* Exercise task *
Your task is to copy every line of this material exactly.

--- START OF Provided entries ---

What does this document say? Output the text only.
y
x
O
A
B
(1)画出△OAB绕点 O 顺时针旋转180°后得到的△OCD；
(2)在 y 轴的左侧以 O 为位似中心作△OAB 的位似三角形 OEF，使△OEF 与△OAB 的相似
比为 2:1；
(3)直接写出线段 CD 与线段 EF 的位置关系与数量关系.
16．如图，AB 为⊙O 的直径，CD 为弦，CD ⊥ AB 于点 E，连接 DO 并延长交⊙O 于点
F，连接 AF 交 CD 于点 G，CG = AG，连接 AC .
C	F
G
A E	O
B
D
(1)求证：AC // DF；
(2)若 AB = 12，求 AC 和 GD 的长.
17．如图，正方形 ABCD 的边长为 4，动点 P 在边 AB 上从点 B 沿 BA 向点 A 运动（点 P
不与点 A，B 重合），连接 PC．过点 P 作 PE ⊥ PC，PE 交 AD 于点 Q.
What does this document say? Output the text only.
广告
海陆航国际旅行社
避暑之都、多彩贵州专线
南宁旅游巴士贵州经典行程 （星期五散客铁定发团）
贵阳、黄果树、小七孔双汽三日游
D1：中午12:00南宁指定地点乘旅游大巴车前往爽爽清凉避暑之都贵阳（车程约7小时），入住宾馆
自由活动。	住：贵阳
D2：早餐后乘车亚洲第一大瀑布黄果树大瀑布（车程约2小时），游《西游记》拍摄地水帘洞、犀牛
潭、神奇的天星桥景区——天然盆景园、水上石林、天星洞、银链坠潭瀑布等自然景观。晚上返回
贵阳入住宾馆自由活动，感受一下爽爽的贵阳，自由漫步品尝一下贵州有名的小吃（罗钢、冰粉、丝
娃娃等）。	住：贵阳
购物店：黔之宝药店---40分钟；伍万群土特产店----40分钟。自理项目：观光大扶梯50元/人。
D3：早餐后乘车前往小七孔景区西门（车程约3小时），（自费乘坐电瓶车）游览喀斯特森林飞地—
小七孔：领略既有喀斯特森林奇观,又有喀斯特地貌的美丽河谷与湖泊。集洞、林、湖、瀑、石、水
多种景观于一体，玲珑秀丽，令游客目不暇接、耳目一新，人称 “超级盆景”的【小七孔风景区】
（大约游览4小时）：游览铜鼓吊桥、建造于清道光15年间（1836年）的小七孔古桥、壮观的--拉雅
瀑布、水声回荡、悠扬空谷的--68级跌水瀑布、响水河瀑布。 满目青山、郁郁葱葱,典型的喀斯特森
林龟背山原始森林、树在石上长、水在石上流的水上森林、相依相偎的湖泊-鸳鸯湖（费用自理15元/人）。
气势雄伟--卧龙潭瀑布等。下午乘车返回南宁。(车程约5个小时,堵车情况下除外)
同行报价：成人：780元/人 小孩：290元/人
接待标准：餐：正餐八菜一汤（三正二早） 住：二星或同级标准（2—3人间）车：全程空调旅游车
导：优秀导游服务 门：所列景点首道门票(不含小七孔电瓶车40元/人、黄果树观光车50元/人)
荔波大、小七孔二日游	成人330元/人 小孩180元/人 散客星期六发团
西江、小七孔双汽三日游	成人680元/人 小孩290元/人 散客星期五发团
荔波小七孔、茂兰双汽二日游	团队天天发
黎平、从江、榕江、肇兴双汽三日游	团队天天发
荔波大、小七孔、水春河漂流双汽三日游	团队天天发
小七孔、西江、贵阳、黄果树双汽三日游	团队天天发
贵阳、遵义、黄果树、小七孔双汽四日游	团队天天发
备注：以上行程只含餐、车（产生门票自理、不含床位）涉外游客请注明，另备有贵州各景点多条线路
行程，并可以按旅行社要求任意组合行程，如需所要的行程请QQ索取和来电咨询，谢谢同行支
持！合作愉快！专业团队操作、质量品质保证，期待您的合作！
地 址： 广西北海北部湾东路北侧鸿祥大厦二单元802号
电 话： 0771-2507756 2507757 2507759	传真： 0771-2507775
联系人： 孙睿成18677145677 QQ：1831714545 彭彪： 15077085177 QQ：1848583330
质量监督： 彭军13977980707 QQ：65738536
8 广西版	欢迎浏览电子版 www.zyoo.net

--- END OF Provided entries ---

* Exercise result *
What does this document say? Output the text only.
y
x
O
A
B
(1)画出△OAB绕点 O 顺时针旋转180°后得到的△OCD；
(2)在 y 轴的左侧以 O 为位似中心作△OAB 的位似三角形 OEF，使△OEF 与△OAB 的相似
比为 2:1；
(3)直接写出线段 CD 与线段 EF 的位置关系与数量关系.
16．如图，AB 为⊙O 的直径，CD 为弦，CD ⊥ AB 于点 E，连接 DO 并延长交⊙O 于点
F，连接 AF 交 CD 于点 G，CG = AG，连接 AC .
C	F
G
A E	O
B
D
(1)求证：AC // DF；
(2)若 AB = 12，求 AC 和 GD 的长.
17．如图，正方形 ABCD 的边长为 4，动点 P 在边 AB 上从点 B 沿 BA 向点 A 运动（点 P
不与点 A，B 重合），连接 PC．过点 P 作 PE ⊥ PC，PE 交 AD 于点 Q.
What does this document say? Output the text only.
广告
海陆航国际旅行社
避暑之都、多彩贵州专线
南宁旅游巴士贵州经典行程 （星期五散客铁定发团）
贵阳、黄果树、小七孔双汽三日游
D1：中午12:00南宁指定地点乘旅游大巴车前往爽爽清凉避暑之都贵阳（车程约7小时），入住宾馆
自由活动。	住：贵阳
D2：早餐后乘车亚洲第一大瀑布黄果树大瀑布（车程约2小时），游《西游记》拍摄地水帘洞、犀牛
潭、神奇的天星桥景区——天然盆景园、水上石林、天星洞、银链坠潭瀑布等自然景观。晚上返回
贵阳入住宾馆自由活动，感受一下爽爽的贵阳，自由漫步品尝一下贵州有名的小吃（罗钢、冰粉、丝
娃娃等）。	住：贵阳
购物店：黔之宝药店---40分钟；伍万群土特产店----40分钟。自理项目：观光大扶梯50元/人。
D3：早餐后乘车前往小七孔景区西门（车程约3小时），（自费乘坐电瓶车）游览喀斯特森林飞地—
小七孔：领略既有喀斯特森林奇观,又有喀斯特地貌的美丽河谷与湖泊。集洞、林、湖、瀑、石、水
多种景观于一体，玲珑秀丽，令游客目不暇接、耳目一新，人称 “超级盆景”的【小七孔风景区】
（大约游览4小时）：游览铜鼓吊桥、建造于清道光15年间（1836年）的小七孔古桥、壮观的--拉雅
瀑布、水声回荡、悠扬空谷的--68级跌水瀑布、响水河瀑布。 满目青山、郁郁葱葱,典型的喀斯特森
林龟背山原始森林、树在石上长、水在石上流的水上森林、相依相偎的湖泊-鸳鸯湖（费用自理15元/人）。
气势雄伟--卧龙潭瀑布等。下午乘车返回南宁。(车程约5个小时,堵车情况下除外)
同行报价：成人：780元/人 小孩：290元/人
接待标准：餐：正餐八菜一汤（三正二早） 住：二星或同级标准（2—3人间）车：全程空调旅游车
导：优秀导游服务 门：所列景点首道门票(不含小七孔电瓶车40元/人、黄果树观光车50元/人)
荔波大、小七孔二日游	成人330元/人 小孩180元/人 散客星期六发团
西江、小七孔双汽三日游	成人680元/人 小孩290元/人 散客星期五发团
荔波小七孔、茂兰双汽二日游	团队天天发
黎平、从江、榕江、肇兴双汽三日游	团队天天发
荔波大、小七孔、水春河漂流双汽三日游	团队天天发
小七孔、西江、贵阳、黄果树双汽三日游	团队天天发
贵阳、遵义、黄果树、小七孔双汽四日游	团队天天发
备注：以上行程只含餐、车（产生门票自理、不含床位）涉外游客请注明，另备有贵州各景点多条线路
行程，并可以按旅行社要求任意组合行程，如需所要的行程请QQ索取和来电咨询，谢谢同行支
持！合作愉快！专业团队操作、质量品质保证，期待您的合作！
地 址： 广西北海北部湾东路北侧鸿祥大厦二单元802号
电 话： 0771-2507756 2507757 2507759	传真： 0771-2507775
联系人： 孙睿成18677145677 QQ：1831714545 彭彪： 15077085177 QQ：1848583330
质量监督： 彭军13977980707 QQ：65738536
8 广西版	欢迎浏览电子版 www.zyoo.net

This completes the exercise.